#### What the exercise asks
Below are some records. Say in a single number how many of their lines include the word "JSON".

#### Given data
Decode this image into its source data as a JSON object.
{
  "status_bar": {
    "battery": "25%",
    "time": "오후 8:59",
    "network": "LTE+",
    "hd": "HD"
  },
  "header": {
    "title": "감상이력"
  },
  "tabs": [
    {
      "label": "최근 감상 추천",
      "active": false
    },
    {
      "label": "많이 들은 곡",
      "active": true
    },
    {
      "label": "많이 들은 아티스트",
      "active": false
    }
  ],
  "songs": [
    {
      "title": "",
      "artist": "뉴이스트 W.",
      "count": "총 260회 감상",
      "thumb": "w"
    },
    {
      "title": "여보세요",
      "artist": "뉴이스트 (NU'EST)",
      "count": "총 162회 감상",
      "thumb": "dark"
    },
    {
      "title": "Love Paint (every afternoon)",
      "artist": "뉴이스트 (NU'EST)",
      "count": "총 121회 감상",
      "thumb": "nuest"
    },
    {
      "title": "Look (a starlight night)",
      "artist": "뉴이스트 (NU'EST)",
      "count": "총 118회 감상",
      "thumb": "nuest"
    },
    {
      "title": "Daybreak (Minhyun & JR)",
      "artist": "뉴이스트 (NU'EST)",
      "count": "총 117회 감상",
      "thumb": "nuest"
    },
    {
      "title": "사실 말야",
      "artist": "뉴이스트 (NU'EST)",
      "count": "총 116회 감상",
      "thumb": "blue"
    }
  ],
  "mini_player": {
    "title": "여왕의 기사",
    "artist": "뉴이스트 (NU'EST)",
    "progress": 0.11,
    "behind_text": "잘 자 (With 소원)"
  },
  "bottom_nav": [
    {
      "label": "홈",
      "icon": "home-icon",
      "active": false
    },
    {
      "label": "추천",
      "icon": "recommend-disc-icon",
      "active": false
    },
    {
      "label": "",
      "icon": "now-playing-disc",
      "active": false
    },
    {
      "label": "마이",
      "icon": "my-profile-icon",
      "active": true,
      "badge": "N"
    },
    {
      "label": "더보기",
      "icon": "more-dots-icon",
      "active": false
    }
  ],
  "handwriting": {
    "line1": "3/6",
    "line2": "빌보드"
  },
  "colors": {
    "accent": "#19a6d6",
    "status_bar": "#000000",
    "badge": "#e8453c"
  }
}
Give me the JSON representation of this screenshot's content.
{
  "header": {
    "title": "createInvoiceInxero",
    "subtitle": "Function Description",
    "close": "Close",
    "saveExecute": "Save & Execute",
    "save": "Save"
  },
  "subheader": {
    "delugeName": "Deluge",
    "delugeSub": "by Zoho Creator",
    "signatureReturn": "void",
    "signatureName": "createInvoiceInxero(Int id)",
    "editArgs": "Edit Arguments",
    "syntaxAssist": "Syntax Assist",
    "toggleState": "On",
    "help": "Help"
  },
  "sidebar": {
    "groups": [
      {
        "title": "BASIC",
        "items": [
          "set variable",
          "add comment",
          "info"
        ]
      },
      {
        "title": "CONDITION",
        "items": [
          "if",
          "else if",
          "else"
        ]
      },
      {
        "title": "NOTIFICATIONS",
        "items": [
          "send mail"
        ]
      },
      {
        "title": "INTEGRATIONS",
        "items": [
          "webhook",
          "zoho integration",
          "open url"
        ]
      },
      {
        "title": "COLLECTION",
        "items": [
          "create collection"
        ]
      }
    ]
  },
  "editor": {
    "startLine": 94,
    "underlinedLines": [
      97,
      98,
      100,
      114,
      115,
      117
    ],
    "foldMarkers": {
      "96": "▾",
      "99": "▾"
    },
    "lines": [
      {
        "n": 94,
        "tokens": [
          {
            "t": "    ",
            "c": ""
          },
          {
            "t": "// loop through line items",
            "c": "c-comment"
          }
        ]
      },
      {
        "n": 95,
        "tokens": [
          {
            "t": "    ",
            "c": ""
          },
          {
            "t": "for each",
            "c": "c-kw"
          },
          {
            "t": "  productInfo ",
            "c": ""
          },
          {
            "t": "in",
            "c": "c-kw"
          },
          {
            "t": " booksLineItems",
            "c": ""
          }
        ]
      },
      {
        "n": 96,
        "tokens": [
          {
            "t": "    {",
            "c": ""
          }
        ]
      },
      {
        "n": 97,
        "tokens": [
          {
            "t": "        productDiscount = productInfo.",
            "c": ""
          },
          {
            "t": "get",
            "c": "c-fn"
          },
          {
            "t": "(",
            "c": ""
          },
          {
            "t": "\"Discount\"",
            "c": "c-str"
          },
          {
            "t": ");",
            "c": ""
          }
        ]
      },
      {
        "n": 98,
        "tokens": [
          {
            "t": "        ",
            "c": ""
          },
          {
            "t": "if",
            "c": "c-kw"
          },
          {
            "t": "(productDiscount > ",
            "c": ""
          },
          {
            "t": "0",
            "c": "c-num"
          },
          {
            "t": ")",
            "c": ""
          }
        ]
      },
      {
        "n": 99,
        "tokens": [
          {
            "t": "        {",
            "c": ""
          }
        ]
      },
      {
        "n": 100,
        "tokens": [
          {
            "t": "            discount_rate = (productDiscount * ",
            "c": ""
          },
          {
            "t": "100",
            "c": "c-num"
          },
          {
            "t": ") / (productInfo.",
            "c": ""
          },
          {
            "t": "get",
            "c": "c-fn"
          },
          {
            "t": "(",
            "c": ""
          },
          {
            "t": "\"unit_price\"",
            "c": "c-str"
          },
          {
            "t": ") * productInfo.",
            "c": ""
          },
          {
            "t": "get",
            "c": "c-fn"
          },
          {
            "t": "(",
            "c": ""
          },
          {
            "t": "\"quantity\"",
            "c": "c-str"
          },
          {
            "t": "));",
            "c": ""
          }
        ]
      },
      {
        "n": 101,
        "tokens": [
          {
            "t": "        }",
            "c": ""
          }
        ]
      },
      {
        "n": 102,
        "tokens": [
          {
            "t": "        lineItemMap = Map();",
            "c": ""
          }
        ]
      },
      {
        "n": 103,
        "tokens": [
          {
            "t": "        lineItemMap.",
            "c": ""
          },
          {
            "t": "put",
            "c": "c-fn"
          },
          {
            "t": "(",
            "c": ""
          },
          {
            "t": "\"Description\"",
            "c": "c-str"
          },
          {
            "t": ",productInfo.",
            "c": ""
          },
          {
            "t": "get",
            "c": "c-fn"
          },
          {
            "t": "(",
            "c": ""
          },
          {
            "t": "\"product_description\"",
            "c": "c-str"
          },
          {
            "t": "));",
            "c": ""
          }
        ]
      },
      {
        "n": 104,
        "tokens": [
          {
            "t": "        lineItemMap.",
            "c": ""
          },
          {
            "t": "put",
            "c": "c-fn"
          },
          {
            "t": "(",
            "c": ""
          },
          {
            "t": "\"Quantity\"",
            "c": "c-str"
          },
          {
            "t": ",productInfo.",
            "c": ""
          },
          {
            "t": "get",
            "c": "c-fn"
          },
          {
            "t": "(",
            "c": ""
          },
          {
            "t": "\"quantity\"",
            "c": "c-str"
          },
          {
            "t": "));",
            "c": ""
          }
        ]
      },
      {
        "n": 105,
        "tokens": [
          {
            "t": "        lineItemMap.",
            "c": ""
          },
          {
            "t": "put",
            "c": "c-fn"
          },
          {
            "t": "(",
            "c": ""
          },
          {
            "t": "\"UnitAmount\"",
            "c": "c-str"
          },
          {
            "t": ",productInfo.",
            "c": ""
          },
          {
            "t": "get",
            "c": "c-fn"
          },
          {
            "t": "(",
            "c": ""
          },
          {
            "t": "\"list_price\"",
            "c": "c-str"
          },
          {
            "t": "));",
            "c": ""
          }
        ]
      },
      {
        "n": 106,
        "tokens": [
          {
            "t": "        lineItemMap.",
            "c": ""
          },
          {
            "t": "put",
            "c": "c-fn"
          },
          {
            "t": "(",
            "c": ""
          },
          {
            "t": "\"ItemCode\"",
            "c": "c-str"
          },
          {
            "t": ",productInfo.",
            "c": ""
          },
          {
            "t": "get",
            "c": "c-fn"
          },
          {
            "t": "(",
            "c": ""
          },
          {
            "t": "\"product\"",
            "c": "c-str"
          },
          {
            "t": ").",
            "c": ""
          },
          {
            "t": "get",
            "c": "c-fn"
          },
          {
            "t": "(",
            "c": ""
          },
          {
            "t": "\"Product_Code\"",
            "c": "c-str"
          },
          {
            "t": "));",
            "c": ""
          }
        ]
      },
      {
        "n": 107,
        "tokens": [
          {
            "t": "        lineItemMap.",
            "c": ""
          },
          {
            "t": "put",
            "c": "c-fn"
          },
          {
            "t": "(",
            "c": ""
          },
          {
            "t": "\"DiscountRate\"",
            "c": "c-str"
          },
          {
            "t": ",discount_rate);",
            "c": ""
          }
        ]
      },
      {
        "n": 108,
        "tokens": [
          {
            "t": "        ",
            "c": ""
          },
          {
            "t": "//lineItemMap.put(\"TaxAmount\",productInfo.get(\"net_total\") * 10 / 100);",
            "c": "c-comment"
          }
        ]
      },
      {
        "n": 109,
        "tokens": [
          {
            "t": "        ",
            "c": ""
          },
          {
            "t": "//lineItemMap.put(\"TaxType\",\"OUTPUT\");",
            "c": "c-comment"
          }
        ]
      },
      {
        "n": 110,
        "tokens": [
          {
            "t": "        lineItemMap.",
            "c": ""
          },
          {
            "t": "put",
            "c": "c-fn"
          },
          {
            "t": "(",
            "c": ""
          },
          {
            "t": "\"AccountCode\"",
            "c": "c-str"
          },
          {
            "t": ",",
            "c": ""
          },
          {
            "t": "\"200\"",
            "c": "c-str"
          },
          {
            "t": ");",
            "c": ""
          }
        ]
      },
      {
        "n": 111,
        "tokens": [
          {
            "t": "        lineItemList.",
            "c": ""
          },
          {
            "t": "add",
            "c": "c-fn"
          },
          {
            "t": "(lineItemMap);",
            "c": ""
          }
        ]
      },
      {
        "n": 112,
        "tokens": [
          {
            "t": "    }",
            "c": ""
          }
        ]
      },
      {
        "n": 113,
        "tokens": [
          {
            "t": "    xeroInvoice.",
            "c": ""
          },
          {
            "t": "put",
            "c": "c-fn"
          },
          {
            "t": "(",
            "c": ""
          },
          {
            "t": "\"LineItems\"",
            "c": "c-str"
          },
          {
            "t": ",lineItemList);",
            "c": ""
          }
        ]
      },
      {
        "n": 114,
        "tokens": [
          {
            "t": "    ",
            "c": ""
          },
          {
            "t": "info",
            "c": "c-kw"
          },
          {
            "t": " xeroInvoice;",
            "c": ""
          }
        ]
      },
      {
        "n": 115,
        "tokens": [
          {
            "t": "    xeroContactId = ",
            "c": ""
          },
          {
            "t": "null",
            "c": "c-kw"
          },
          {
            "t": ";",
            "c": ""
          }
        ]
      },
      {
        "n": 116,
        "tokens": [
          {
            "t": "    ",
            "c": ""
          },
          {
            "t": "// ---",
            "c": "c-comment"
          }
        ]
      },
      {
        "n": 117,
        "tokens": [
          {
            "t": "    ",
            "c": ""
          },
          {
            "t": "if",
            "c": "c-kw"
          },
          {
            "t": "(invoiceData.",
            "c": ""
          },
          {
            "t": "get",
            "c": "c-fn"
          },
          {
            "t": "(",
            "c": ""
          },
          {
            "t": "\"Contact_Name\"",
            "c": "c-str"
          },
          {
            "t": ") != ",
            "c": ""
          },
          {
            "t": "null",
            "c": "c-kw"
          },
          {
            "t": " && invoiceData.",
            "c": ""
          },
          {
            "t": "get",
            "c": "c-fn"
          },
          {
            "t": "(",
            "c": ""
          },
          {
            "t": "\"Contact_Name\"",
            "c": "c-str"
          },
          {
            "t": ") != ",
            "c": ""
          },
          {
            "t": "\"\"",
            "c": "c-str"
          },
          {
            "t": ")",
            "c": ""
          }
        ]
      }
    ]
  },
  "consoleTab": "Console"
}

#### Exercise output
2